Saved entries
──────

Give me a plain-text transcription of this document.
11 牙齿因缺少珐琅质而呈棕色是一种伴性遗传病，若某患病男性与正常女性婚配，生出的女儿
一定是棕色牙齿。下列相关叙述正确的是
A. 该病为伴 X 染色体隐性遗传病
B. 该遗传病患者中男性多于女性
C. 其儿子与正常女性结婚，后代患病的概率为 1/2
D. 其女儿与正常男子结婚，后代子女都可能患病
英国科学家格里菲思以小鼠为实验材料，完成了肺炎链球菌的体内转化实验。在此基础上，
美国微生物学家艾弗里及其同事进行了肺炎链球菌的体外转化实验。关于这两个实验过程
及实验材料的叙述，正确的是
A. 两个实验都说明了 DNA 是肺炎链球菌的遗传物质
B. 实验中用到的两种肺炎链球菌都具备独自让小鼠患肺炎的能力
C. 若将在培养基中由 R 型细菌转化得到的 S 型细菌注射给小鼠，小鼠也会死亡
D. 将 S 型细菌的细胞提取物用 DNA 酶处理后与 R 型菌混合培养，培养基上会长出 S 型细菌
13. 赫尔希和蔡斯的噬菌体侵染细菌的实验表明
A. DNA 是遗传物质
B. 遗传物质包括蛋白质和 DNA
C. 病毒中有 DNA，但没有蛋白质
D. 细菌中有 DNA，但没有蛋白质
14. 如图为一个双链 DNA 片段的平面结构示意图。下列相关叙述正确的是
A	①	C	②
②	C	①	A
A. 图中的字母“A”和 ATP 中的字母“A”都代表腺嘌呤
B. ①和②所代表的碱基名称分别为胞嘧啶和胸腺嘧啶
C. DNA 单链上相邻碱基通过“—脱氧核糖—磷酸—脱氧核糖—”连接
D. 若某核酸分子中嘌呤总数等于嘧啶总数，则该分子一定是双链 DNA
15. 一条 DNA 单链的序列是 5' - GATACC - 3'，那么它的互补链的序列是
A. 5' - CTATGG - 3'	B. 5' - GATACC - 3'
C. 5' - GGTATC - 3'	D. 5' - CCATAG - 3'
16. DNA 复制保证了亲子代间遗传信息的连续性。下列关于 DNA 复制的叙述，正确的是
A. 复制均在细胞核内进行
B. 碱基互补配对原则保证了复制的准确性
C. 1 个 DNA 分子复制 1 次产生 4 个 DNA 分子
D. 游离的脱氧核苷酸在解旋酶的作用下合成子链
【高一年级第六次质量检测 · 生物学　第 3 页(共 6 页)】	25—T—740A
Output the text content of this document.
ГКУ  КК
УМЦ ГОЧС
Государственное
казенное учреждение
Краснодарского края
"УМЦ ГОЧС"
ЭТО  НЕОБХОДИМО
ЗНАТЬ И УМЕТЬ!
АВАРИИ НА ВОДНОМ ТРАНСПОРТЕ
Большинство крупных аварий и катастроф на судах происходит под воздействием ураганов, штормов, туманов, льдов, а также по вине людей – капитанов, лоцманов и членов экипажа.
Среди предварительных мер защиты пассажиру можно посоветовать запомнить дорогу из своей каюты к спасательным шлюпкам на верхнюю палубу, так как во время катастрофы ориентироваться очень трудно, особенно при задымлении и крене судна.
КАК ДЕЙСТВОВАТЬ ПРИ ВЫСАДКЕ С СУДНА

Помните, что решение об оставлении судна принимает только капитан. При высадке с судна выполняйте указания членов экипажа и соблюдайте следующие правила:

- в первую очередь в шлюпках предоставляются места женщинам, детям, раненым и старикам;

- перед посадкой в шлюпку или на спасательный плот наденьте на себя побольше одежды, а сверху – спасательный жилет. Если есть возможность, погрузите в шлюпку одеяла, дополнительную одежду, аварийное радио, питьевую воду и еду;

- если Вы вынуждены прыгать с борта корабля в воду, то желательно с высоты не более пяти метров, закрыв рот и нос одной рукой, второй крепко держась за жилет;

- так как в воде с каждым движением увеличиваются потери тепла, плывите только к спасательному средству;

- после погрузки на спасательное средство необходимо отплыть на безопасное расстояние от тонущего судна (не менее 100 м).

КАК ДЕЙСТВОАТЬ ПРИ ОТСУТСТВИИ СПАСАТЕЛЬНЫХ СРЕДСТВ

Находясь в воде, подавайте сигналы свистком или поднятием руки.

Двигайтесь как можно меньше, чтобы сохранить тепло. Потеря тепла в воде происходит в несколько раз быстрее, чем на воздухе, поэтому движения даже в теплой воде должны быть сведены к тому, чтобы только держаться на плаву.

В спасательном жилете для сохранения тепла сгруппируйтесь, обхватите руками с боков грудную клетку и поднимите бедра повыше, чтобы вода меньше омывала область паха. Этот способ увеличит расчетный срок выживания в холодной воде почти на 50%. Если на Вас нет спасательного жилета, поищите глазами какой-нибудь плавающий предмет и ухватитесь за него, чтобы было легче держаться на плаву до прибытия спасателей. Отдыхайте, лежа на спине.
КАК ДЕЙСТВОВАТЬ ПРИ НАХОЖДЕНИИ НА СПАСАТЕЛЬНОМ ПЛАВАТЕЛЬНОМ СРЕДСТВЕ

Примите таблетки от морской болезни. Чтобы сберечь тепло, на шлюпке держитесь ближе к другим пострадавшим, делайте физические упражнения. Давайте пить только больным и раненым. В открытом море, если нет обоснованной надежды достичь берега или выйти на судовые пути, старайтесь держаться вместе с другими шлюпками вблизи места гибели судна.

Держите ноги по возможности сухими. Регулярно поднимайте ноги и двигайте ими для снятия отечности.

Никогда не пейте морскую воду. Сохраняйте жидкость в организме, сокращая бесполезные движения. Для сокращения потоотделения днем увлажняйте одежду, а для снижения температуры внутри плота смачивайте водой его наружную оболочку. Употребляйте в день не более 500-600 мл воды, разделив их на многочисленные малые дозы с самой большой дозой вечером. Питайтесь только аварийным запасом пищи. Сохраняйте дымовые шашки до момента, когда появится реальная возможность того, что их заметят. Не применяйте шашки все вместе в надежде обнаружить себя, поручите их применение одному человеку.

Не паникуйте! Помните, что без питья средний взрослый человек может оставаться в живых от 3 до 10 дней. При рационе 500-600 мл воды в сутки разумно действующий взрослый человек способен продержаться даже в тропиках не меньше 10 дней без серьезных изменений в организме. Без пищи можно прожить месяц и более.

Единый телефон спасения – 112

──────

Brief: Output all records verbatim.

Solution for this exercise:
Give me a plain-text transcription of this document.
11 牙齿因缺少珐琅质而呈棕色是一种伴性遗传病，若某患病男性与正常女性婚配，生出的女儿
一定是棕色牙齿。下列相关叙述正确的是
A. 该病为伴 X 染色体隐性遗传病
B. 该遗传病患者中男性多于女性
C. 其儿子与正常女性结婚，后代患病的概率为 1/2
D. 其女儿与正常男子结婚，后代子女都可能患病
英国科学家格里菲思以小鼠为实验材料，完成了肺炎链球菌的体内转化实验。在此基础上，
美国微生物学家艾弗里及其同事进行了肺炎链球菌的体外转化实验。关于这两个实验过程
及实验材料的叙述，正确的是
A. 两个实验都说明了 DNA 是肺炎链球菌的遗传物质
B. 实验中用到的两种肺炎链球菌都具备独自让小鼠患肺炎的能力
C. 若将在培养基中由 R 型细菌转化得到的 S 型细菌注射给小鼠，小鼠也会死亡
D. 将 S 型细菌的细胞提取物用 DNA 酶处理后与 R 型菌混合培养，培养基上会长出 S 型细菌
13. 赫尔希和蔡斯的噬菌体侵染细菌的实验表明
A. DNA 是遗传物质
B. 遗传物质包括蛋白质和 DNA
C. 病毒中有 DNA，但没有蛋白质
D. 细菌中有 DNA，但没有蛋白质
14. 如图为一个双链 DNA 片段的平面结构示意图。下列相关叙述正确的是
A	①	C	②
②	C	①	A
A. 图中的字母“A”和 ATP 中的字母“A”都代表腺嘌呤
B. ①和②所代表的碱基名称分别为胞嘧啶和胸腺嘧啶
C. DNA 单链上相邻碱基通过“—脱氧核糖—磷酸—脱氧核糖—”连接
D. 若某核酸分子中嘌呤总数等于嘧啶总数，则该分子一定是双链 DNA
15. 一条 DNA 单链的序列是 5' - GATACC - 3'，那么它的互补链的序列是
A. 5' - CTATGG - 3'	B. 5' - GATACC - 3'
C. 5' - GGTATC - 3'	D. 5' - CCATAG - 3'
16. DNA 复制保证了亲子代间遗传信息的连续性。下列关于 DNA 复制的叙述，正确的是
A. 复制均在细胞核内进行
B. 碱基互补配对原则保证了复制的准确性
C. 1 个 DNA 分子复制 1 次产生 4 个 DNA 分子
D. 游离的脱氧核苷酸在解旋酶的作用下合成子链
【高一年级第六次质量检测 · 生物学　第 3 页(共 6 页)】	25—T—740A
Output the text content of this document.
ГКУ  КК
УМЦ ГОЧС
Государственное
казенное учреждение
Краснодарского края
"УМЦ ГОЧС"
ЭТО  НЕОБХОДИМО
ЗНАТЬ И УМЕТЬ!
АВАРИИ НА ВОДНОМ ТРАНСПОРТЕ
Большинство крупных аварий и катастроф на судах происходит под воздействием ураганов, штормов, туманов, льдов, а также по вине людей – капитанов, лоцманов и членов экипажа.
Среди предварительных мер защиты пассажиру можно посоветовать запомнить дорогу из своей каюты к спасательным шлюпкам на верхнюю палубу, так как во время катастрофы ориентироваться очень трудно, особенно при задымлении и крене судна.
КАК ДЕЙСТВОВАТЬ ПРИ ВЫСАДКЕ С СУДНА

Помните, что решение об оставлении судна принимает только капитан. При высадке с судна выполняйте указания членов экипажа и соблюдайте следующие правила:

- в первую очередь в шлюпках предоставляются места женщинам, детям, раненым и старикам;

- перед посадкой в шлюпку или на спасательный плот наденьте на себя побольше одежды, а сверху – спасательный жилет. Если есть возможность, погрузите в шлюпку одеяла, дополнительную одежду, аварийное радио, питьевую воду и еду;

- если Вы вынуждены прыгать с борта корабля в воду, то желательно с высоты не более пяти метров, закрыв рот и нос одной рукой, второй крепко держась за жилет;

- так как в воде с каждым движением увеличиваются потери тепла, плывите только к спасательному средству;

- после погрузки на спасательное средство необходимо отплыть на безопасное расстояние от тонущего судна (не менее 100 м).

КАК ДЕЙСТВОАТЬ ПРИ ОТСУТСТВИИ СПАСАТЕЛЬНЫХ СРЕДСТВ

Находясь в воде, подавайте сигналы свистком или поднятием руки.

Двигайтесь как можно меньше, чтобы сохранить тепло. Потеря тепла в воде происходит в несколько раз быстрее, чем на воздухе, поэтому движения даже в теплой воде должны быть сведены к тому, чтобы только держаться на плаву.

В спасательном жилете для сохранения тепла сгруппируйтесь, обхватите руками с боков грудную клетку и поднимите бедра повыше, чтобы вода меньше омывала область паха. Этот способ увеличит расчетный срок выживания в холодной воде почти на 50%. Если на Вас нет спасательного жилета, поищите глазами какой-нибудь плавающий предмет и ухватитесь за него, чтобы было легче держаться на плаву до прибытия спасателей. Отдыхайте, лежа на спине.
КАК ДЕЙСТВОВАТЬ ПРИ НАХОЖДЕНИИ НА СПАСАТЕЛЬНОМ ПЛАВАТЕЛЬНОМ СРЕДСТВЕ

Примите таблетки от морской болезни. Чтобы сберечь тепло, на шлюпке держитесь ближе к другим пострадавшим, делайте физические упражнения. Давайте пить только больным и раненым. В открытом море, если нет обоснованной надежды достичь берега или выйти на судовые пути, старайтесь держаться вместе с другими шлюпками вблизи места гибели судна.

Держите ноги по возможности сухими. Регулярно поднимайте ноги и двигайте ими для снятия отечности.

Никогда не пейте морскую воду. Сохраняйте жидкость в организме, сокращая бесполезные движения. Для сокращения потоотделения днем увлажняйте одежду, а для снижения температуры внутри плота смачивайте водой его наружную оболочку. Употребляйте в день не более 500-600 мл воды, разделив их на многочисленные малые дозы с самой большой дозой вечером. Питайтесь только аварийным запасом пищи. Сохраняйте дымовые шашки до момента, когда появится реальная возможность того, что их заметят. Не применяйте шашки все вместе в надежде обнаружить себя, поручите их применение одному человеку.

Не паникуйте! Помните, что без питья средний взрослый человек может оставаться в живых от 3 до 10 дней. При рационе 500-600 мл воды в сутки разумно действующий взрослый человек способен продержаться даже в тропиках не меньше 10 дней без серьезных изменений в организме. Без пищи можно прожить месяц и более.

Единый телефон спасения – 112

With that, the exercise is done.